◆ **Complete the following**:
[a] Reproduce the stretch of the storage efficiency text from "Operators should have" through "in the system." without any changes.
[b] Condense the paragraph of the storage efficiency text that begins "Storage metrics consist of" into a short bulleted list that keeps its main facts.

◆ **Given passage**:
Understanding Storage Efficiency Metrics


Enterprise-level storage requirements, including the management of those storage entities for the broadcast, media and entertainment industries, have evolved from a purely linear approach to content storage into a random, nonlinear and dynamic set of workflow processes that continually change as technology and service demands expand.

In an era where the financial bottom line regulates most decisions, one area that is often misunderstood, or in some cases never addressed, is efficiency in a data storage system. Understanding these closely coupled parameters, metrics if you will, helps validate choices and justify expenditures ongoing.

IN THE PAST

To place this in perspective, in the 1990s post-production world, as digital replaced analog, it was often difficult for owner-operators to justify the installation of a new digital (video) router. As the production world would learn, video routers would gradually be supplanted by network routers.

Today network routers are merely components of a much greater entity, networked storage, which has become the central repository and single most-relied-upon system in the production chain.

Operators should have a set of performance metrics by which they can judge the effectiveness of their resources, the enterprise data storage systems that make up their operations. This allows for optimization to be achieved using specific measurements that focus on the efficiencies of the various components in the system.

Storage metrics consist of a collection of both manufacturer specifications and utilization measurements based upon the facility's configurations established during the storage system design. The system metrics encompass components of both physical media (e.g., drives, controllers, servers) and software (e.g., embedded, operating and management).

◆ **Given data**:
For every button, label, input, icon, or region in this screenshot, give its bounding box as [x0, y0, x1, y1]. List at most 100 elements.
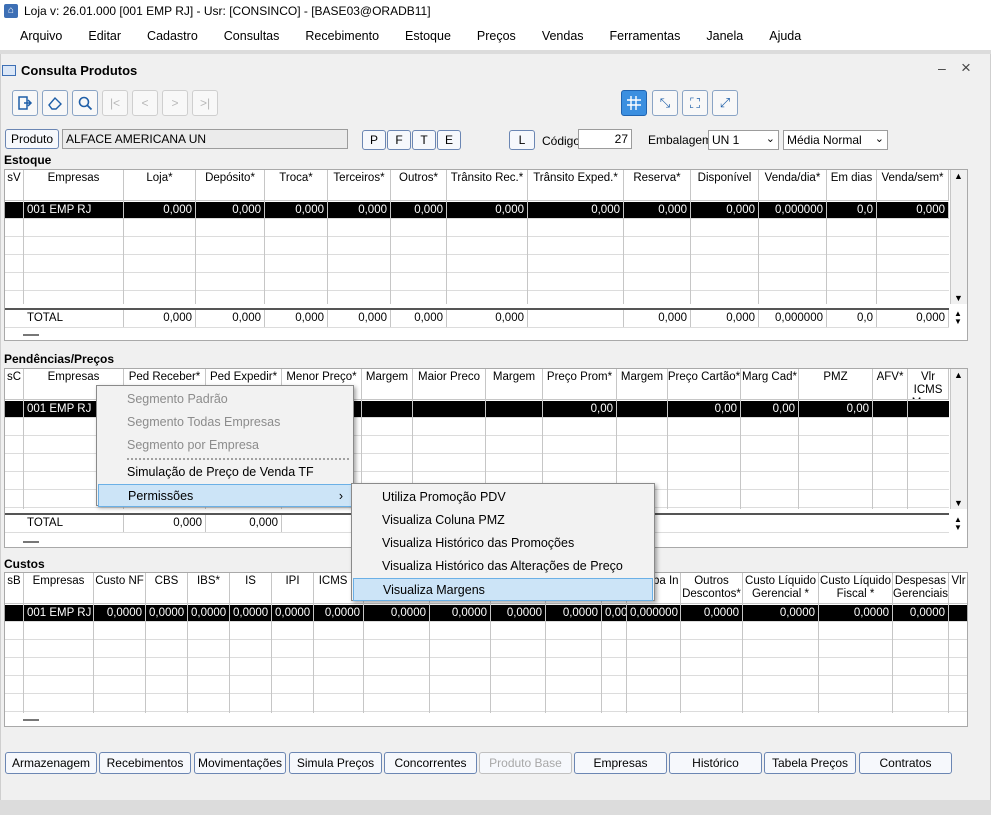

◆ **Solutions below**:
[a]
Operators should have a set of performance metrics by which they can judge the effectiveness of their resources, the enterprise data storage systems that make up their operations. This allows for optimization to be achieved using specific measurements that focus on the efficiencies of the various components in the system.

[b]
- Storage metrics combine manufacturer specifications with utilization measurements.
- The utilization measurements are based on the facility's configurations set during storage system design.
- The metrics cover physical media, such as drives, controllers and servers.
- They also cover software, such as embedded, operating and management software.